**Instructions for the task**: Assemble all lines in which the string "Intensity" appears.

**Records for the exercise**:

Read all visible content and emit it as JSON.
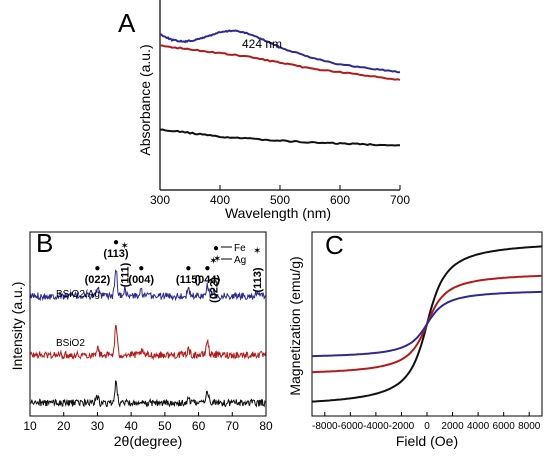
{
  "chart_data": [
    {
      "panel": "A",
      "type": "line",
      "xlabel": "Wavelength (nm)",
      "ylabel": "Absorbance (a.u.)",
      "xlim": [
        300,
        700
      ],
      "xticks": [
        "300",
        "400",
        "500",
        "600",
        "700"
      ],
      "annotations": [
        {
          "text": "424 nm",
          "x": 424
        }
      ],
      "series": [
        {
          "color": "#2e2a8f",
          "x": [
            300,
            320,
            340,
            360,
            380,
            400,
            424,
            450,
            480,
            500,
            550,
            600,
            650,
            700
          ],
          "y": [
            0.82,
            0.79,
            0.78,
            0.79,
            0.81,
            0.83,
            0.84,
            0.82,
            0.78,
            0.75,
            0.7,
            0.66,
            0.64,
            0.62
          ]
        },
        {
          "color": "#b31b1b",
          "x": [
            300,
            350,
            400,
            450,
            500,
            550,
            600,
            650,
            700
          ],
          "y": [
            0.76,
            0.74,
            0.72,
            0.7,
            0.67,
            0.64,
            0.62,
            0.6,
            0.58
          ]
        },
        {
          "color": "#111111",
          "x": [
            300,
            350,
            400,
            450,
            500,
            550,
            600,
            650,
            700
          ],
          "y": [
            0.32,
            0.3,
            0.28,
            0.27,
            0.26,
            0.25,
            0.245,
            0.24,
            0.235
          ]
        }
      ]
    },
    {
      "panel": "B",
      "type": "line",
      "xlabel": "2θ(degree)",
      "ylabel": "Intensity (a.u.)",
      "xlim": [
        10,
        80
      ],
      "xticks": [
        "10",
        "20",
        "30",
        "40",
        "50",
        "60",
        "70",
        "80"
      ],
      "legend": [
        {
          "symbol": "●",
          "label": "Fe"
        },
        {
          "symbol": "✶",
          "label": "Ag"
        }
      ],
      "series_labels": [
        "BSiO2/Ag",
        "BSiO2"
      ],
      "peaks": [
        {
          "label": "(022)",
          "marker": "●",
          "x": 30
        },
        {
          "label": "(113)",
          "marker": "●",
          "x": 35.5
        },
        {
          "label": "(111)",
          "marker": "✶",
          "x": 38.1
        },
        {
          "label": "(004)",
          "marker": "●",
          "x": 43
        },
        {
          "label": "(115)",
          "marker": "●",
          "x": 57
        },
        {
          "label": "(044)",
          "marker": "●",
          "x": 62.6
        },
        {
          "label": "(022)",
          "marker": "✶",
          "x": 64.4
        },
        {
          "label": "(113)",
          "marker": "✶",
          "x": 77.4
        }
      ],
      "series": [
        {
          "color": "#2e2a8f",
          "offset": 2.0,
          "peak_heights": [
            0.15,
            0.45,
            0.12,
            0.08,
            0.1,
            0.2,
            0.08,
            0.05
          ]
        },
        {
          "color": "#b31b1b",
          "offset": 1.0,
          "peak_heights": [
            0.12,
            0.5,
            0.02,
            0.06,
            0.1,
            0.25,
            0.02,
            0.01
          ]
        },
        {
          "color": "#111111",
          "offset": 0.0,
          "peak_heights": [
            0.1,
            0.35,
            0.0,
            0.05,
            0.08,
            0.2,
            0.0,
            0.0
          ]
        }
      ]
    },
    {
      "panel": "C",
      "type": "line",
      "xlabel": "Field (Oe)",
      "ylabel": "Magnetization (emu/g)",
      "xlim": [
        -9000,
        9000
      ],
      "xticks": [
        "-8000",
        "-6000",
        "-4000",
        "-2000",
        "0",
        "2000",
        "4000",
        "6000",
        "8000"
      ],
      "series": [
        {
          "color": "#111111",
          "Ms": 58
        },
        {
          "color": "#b31b1b",
          "Ms": 36
        },
        {
          "color": "#2e2a8f",
          "Ms": 24
        }
      ]
    }
  ],
  "labels": {
    "panelA": "A",
    "panelB": "B",
    "panelC": "C",
    "xlabelA": "Wavelength (nm)",
    "ylabelA": "Absorbance (a.u.)",
    "annA": "424 nm",
    "xlabelB": "2θ(degree)",
    "ylabelB": "Intensity (a.u.)",
    "xlabelC": "Field (Oe)",
    "ylabelC": "Magnetization (emu/g)",
    "legendFe": "Fe",
    "legendAg": "Ag",
    "seriesB1": "BSiO2/Ag",
    "seriesB2": "BSiO2"
  }
}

**Result for this task**:
      "ylabel": "Intensity (a.u.)",
    "ylabelB": "Intensity (a.u.)",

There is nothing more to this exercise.